**TASK REQUIREMENTS**
Copy the records below exactly as they are written.

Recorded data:
------------------------------------------------------------------------

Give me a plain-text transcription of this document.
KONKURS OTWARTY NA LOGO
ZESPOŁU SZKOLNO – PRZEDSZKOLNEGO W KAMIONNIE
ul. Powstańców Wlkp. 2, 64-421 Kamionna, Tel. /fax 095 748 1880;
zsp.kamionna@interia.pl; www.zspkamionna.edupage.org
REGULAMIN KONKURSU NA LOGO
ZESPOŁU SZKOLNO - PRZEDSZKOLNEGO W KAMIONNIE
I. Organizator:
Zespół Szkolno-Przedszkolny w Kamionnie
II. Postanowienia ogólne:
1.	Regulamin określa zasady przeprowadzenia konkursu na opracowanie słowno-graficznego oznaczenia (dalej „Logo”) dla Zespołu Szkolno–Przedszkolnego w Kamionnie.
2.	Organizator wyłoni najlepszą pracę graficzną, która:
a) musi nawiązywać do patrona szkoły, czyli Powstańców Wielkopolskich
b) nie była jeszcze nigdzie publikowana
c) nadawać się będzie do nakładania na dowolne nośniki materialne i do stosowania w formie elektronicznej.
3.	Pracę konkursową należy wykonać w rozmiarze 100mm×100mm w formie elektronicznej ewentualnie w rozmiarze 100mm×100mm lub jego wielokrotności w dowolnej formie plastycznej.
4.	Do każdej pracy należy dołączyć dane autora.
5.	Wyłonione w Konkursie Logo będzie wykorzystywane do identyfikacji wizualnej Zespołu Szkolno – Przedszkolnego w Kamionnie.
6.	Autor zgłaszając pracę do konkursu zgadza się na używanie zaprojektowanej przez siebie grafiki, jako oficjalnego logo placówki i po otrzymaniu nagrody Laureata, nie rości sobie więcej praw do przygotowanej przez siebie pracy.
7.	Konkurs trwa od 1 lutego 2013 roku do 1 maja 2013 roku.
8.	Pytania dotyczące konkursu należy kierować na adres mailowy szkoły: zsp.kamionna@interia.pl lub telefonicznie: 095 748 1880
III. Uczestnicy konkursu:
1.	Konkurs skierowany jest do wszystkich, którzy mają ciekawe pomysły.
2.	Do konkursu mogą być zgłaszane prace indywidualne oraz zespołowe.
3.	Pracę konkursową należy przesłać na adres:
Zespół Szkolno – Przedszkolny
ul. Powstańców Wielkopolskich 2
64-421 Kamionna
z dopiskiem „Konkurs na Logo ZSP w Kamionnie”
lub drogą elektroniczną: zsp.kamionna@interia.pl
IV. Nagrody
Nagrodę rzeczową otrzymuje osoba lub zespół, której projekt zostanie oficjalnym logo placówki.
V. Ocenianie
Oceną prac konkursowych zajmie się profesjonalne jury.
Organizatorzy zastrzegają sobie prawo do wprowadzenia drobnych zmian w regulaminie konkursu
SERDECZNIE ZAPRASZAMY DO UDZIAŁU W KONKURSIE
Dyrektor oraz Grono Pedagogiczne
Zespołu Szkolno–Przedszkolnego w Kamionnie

------------------------------------------------------------------------

**FINISHED TASK**
Give me a plain-text transcription of this document.
KONKURS OTWARTY NA LOGO
ZESPOŁU SZKOLNO – PRZEDSZKOLNEGO W KAMIONNIE
ul. Powstańców Wlkp. 2, 64-421 Kamionna, Tel. /fax 095 748 1880;
zsp.kamionna@interia.pl; www.zspkamionna.edupage.org
REGULAMIN KONKURSU NA LOGO
ZESPOŁU SZKOLNO - PRZEDSZKOLNEGO W KAMIONNIE
I. Organizator:
Zespół Szkolno-Przedszkolny w Kamionnie
II. Postanowienia ogólne:
1.	Regulamin określa zasady przeprowadzenia konkursu na opracowanie słowno-graficznego oznaczenia (dalej „Logo”) dla Zespołu Szkolno–Przedszkolnego w Kamionnie.
2.	Organizator wyłoni najlepszą pracę graficzną, która:
a) musi nawiązywać do patrona szkoły, czyli Powstańców Wielkopolskich
b) nie była jeszcze nigdzie publikowana
c) nadawać się będzie do nakładania na dowolne nośniki materialne i do stosowania w formie elektronicznej.
3.	Pracę konkursową należy wykonać w rozmiarze 100mm×100mm w formie elektronicznej ewentualnie w rozmiarze 100mm×100mm lub jego wielokrotności w dowolnej formie plastycznej.
4.	Do każdej pracy należy dołączyć dane autora.
5.	Wyłonione w Konkursie Logo będzie wykorzystywane do identyfikacji wizualnej Zespołu Szkolno – Przedszkolnego w Kamionnie.
6.	Autor zgłaszając pracę do konkursu zgadza się na używanie zaprojektowanej przez siebie grafiki, jako oficjalnego logo placówki i po otrzymaniu nagrody Laureata, nie rości sobie więcej praw do przygotowanej przez siebie pracy.
7.	Konkurs trwa od 1 lutego 2013 roku do 1 maja 2013 roku.
8.	Pytania dotyczące konkursu należy kierować na adres mailowy szkoły: zsp.kamionna@interia.pl lub telefonicznie: 095 748 1880
III. Uczestnicy konkursu:
1.	Konkurs skierowany jest do wszystkich, którzy mają ciekawe pomysły.
2.	Do konkursu mogą być zgłaszane prace indywidualne oraz zespołowe.
3.	Pracę konkursową należy przesłać na adres:
Zespół Szkolno – Przedszkolny
ul. Powstańców Wielkopolskich 2
64-421 Kamionna
z dopiskiem „Konkurs na Logo ZSP w Kamionnie”
lub drogą elektroniczną: zsp.kamionna@interia.pl
IV. Nagrody
Nagrodę rzeczową otrzymuje osoba lub zespół, której projekt zostanie oficjalnym logo placówki.
V. Ocenianie
Oceną prac konkursowych zajmie się profesjonalne jury.
Organizatorzy zastrzegają sobie prawo do wprowadzenia drobnych zmian w regulaminie konkursu
SERDECZNIE ZAPRASZAMY DO UDZIAŁU W KONKURSIE
Dyrektor oraz Grono Pedagogiczne
Zespołu Szkolno–Przedszkolnego w Kamionnie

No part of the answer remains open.